§ **Task instructions**
Each entry below is to be extracted exactly.

— start of Provided material —

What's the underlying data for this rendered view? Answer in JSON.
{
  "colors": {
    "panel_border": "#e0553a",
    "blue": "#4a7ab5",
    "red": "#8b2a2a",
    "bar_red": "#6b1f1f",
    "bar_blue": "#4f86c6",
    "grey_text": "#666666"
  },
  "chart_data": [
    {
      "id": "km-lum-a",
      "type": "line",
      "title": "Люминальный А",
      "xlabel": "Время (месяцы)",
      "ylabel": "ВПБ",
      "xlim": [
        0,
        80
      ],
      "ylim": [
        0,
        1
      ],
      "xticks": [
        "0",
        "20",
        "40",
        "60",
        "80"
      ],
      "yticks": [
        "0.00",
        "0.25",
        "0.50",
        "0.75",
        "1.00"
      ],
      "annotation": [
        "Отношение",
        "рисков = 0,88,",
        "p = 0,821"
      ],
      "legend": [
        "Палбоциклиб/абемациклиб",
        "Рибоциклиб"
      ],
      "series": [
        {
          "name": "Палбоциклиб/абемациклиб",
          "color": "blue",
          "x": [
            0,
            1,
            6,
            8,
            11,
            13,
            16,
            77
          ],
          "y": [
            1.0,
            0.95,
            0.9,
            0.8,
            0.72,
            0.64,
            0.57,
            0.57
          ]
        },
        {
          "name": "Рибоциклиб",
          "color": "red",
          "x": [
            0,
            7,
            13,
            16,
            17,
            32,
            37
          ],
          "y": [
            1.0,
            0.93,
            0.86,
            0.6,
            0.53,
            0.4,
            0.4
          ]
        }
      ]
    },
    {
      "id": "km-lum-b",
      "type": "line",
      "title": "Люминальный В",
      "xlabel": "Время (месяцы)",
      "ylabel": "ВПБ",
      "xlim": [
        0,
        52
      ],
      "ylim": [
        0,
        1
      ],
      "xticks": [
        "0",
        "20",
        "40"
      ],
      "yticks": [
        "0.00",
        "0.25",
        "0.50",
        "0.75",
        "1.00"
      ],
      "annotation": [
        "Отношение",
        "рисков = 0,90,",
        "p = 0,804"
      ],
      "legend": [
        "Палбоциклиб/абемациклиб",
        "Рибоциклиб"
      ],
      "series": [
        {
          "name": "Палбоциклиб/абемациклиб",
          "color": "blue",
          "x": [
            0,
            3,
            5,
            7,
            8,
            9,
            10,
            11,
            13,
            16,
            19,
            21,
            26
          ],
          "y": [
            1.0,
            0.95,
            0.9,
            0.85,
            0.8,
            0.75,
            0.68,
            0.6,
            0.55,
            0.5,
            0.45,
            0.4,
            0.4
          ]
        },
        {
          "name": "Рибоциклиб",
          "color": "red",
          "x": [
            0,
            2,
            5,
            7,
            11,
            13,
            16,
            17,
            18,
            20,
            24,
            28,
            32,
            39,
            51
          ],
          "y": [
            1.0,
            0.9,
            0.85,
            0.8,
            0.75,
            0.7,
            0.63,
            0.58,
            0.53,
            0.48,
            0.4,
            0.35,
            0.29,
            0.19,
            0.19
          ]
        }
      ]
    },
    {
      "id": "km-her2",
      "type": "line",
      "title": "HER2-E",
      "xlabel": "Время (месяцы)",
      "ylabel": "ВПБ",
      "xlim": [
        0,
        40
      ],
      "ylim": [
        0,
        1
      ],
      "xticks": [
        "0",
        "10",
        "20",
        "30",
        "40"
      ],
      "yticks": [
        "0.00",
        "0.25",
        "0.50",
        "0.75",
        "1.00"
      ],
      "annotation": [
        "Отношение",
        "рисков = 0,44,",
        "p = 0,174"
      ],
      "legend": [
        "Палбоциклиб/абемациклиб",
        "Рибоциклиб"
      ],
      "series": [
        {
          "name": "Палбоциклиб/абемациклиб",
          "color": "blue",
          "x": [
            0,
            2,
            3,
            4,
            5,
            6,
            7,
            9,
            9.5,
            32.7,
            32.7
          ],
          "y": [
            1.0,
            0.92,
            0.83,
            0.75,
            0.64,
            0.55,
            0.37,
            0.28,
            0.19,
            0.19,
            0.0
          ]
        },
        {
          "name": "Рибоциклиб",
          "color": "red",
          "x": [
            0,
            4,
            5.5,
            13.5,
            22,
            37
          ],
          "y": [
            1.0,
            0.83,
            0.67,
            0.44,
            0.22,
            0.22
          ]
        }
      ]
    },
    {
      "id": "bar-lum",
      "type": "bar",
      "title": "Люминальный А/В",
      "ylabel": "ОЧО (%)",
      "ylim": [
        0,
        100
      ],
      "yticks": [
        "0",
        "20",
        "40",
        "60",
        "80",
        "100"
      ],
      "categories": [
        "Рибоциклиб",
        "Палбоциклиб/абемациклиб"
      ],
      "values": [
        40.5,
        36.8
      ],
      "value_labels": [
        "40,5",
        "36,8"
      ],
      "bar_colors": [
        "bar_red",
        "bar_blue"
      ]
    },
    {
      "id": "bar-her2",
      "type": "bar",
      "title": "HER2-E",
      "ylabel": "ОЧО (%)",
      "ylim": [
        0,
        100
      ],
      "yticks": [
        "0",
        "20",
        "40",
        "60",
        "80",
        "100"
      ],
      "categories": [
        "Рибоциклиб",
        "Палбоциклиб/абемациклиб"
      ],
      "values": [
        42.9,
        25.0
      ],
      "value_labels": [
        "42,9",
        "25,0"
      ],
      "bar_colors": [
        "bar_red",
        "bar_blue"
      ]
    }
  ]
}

— end of Provided material —

§ **Answer to the problem**
What's the underlying data for this rendered view? Answer in JSON.
{
  "colors": {
    "panel_border": "#e0553a",
    "blue": "#4a7ab5",
    "red": "#8b2a2a",
    "bar_red": "#6b1f1f",
    "bar_blue": "#4f86c6",
    "grey_text": "#666666"
  },
  "chart_data": [
    {
      "id": "km-lum-a",
      "type": "line",
      "title": "Люминальный А",
      "xlabel": "Время (месяцы)",
      "ylabel": "ВПБ",
      "xlim": [
        0,
        80
      ],
      "ylim": [
        0,
        1
      ],
      "xticks": [
        "0",
        "20",
        "40",
        "60",
        "80"
      ],
      "yticks": [
        "0.00",
        "0.25",
        "0.50",
        "0.75",
        "1.00"
      ],
      "annotation": [
        "Отношение",
        "рисков = 0,88,",
        "p = 0,821"
      ],
      "legend": [
        "Палбоциклиб/абемациклиб",
        "Рибоциклиб"
      ],
      "series": [
        {
          "name": "Палбоциклиб/абемациклиб",
          "color": "blue",
          "x": [
            0,
            1,
            6,
            8,
            11,
            13,
            16,
            77
          ],
          "y": [
            1.0,
            0.95,
            0.9,
            0.8,
            0.72,
            0.64,
            0.57,
            0.57
          ]
        },
        {
          "name": "Рибоциклиб",
          "color": "red",
          "x": [
            0,
            7,
            13,
            16,
            17,
            32,
            37
          ],
          "y": [
            1.0,
            0.93,
            0.86,
            0.6,
            0.53,
            0.4,
            0.4
          ]
        }
      ]
    },
    {
      "id": "km-lum-b",
      "type": "line",
      "title": "Люминальный В",
      "xlabel": "Время (месяцы)",
      "ylabel": "ВПБ",
      "xlim": [
        0,
        52
      ],
      "ylim": [
        0,
        1
      ],
      "xticks": [
        "0",
        "20",
        "40"
      ],
      "yticks": [
        "0.00",
        "0.25",
        "0.50",
        "0.75",
        "1.00"
      ],
      "annotation": [
        "Отношение",
        "рисков = 0,90,",
        "p = 0,804"
      ],
      "legend": [
        "Палбоциклиб/абемациклиб",
        "Рибоциклиб"
      ],
      "series": [
        {
          "name": "Палбоциклиб/абемациклиб",
          "color": "blue",
          "x": [
            0,
            3,
            5,
            7,
            8,
            9,
            10,
            11,
            13,
            16,
            19,
            21,
            26
          ],
          "y": [
            1.0,
            0.95,
            0.9,
            0.85,
            0.8,
            0.75,
            0.68,
            0.6,
            0.55,
            0.5,
            0.45,
            0.4,
            0.4
          ]
        },
        {
          "name": "Рибоциклиб",
          "color": "red",
          "x": [
            0,
            2,
            5,
            7,
            11,
            13,
            16,
            17,
            18,
            20,
            24,
            28,
            32,
            39,
            51
          ],
          "y": [
            1.0,
            0.9,
            0.85,
            0.8,
            0.75,
            0.7,
            0.63,
            0.58,
            0.53,
            0.48,
            0.4,
            0.35,
            0.29,
            0.19,
            0.19
          ]
        }
      ]
    },
    {
      "id": "km-her2",
      "type": "line",
      "title": "HER2-E",
      "xlabel": "Время (месяцы)",
      "ylabel": "ВПБ",
      "xlim": [
        0,
        40
      ],
      "ylim": [
        0,
        1
      ],
      "xticks": [
        "0",
        "10",
        "20",
        "30",
        "40"
      ],
      "yticks": [
        "0.00",
        "0.25",
        "0.50",
        "0.75",
        "1.00"
      ],
      "annotation": [
        "Отношение",
        "рисков = 0,44,",
        "p = 0,174"
      ],
      "legend": [
        "Палбоциклиб/абемациклиб",
        "Рибоциклиб"
      ],
      "series": [
        {
          "name": "Палбоциклиб/абемациклиб",
          "color": "blue",
          "x": [
            0,
            2,
            3,
            4,
            5,
            6,
            7,
            9,
            9.5,
            32.7,
            32.7
          ],
          "y": [
            1.0,
            0.92,
            0.83,
            0.75,
            0.64,
            0.55,
            0.37,
            0.28,
            0.19,
            0.19,
            0.0
          ]
        },
        {
          "name": "Рибоциклиб",
          "color": "red",
          "x": [
            0,
            4,
            5.5,
            13.5,
            22,
            37
          ],
          "y": [
            1.0,
            0.83,
            0.67,
            0.44,
            0.22,
            0.22
          ]
        }
      ]
    },
    {
      "id": "bar-lum",
      "type": "bar",
      "title": "Люминальный А/В",
      "ylabel": "ОЧО (%)",
      "ylim": [
        0,
        100
      ],
      "yticks": [
        "0",
        "20",
        "40",
        "60",
        "80",
        "100"
      ],
      "categories": [
        "Рибоциклиб",
        "Палбоциклиб/абемациклиб"
      ],
      "values": [
        40.5,
        36.8
      ],
      "value_labels": [
        "40,5",
        "36,8"
      ],
      "bar_colors": [
        "bar_red",
        "bar_blue"
      ]
    },
    {
      "id": "bar-her2",
      "type": "bar",
      "title": "HER2-E",
      "ylabel": "ОЧО (%)",
      "ylim": [
        0,
        100
      ],
      "yticks": [
        "0",
        "20",
        "40",
        "60",
        "80",
        "100"
      ],
      "categories": [
        "Рибоциклиб",
        "Палбоциклиб/абемациклиб"
      ],
      "values": [
        42.9,
        25.0
      ],
      "value_labels": [
        "42,9",
        "25,0"
      ],
      "bar_colors": [
        "bar_red",
        "bar_blue"
      ]
    }
  ]
}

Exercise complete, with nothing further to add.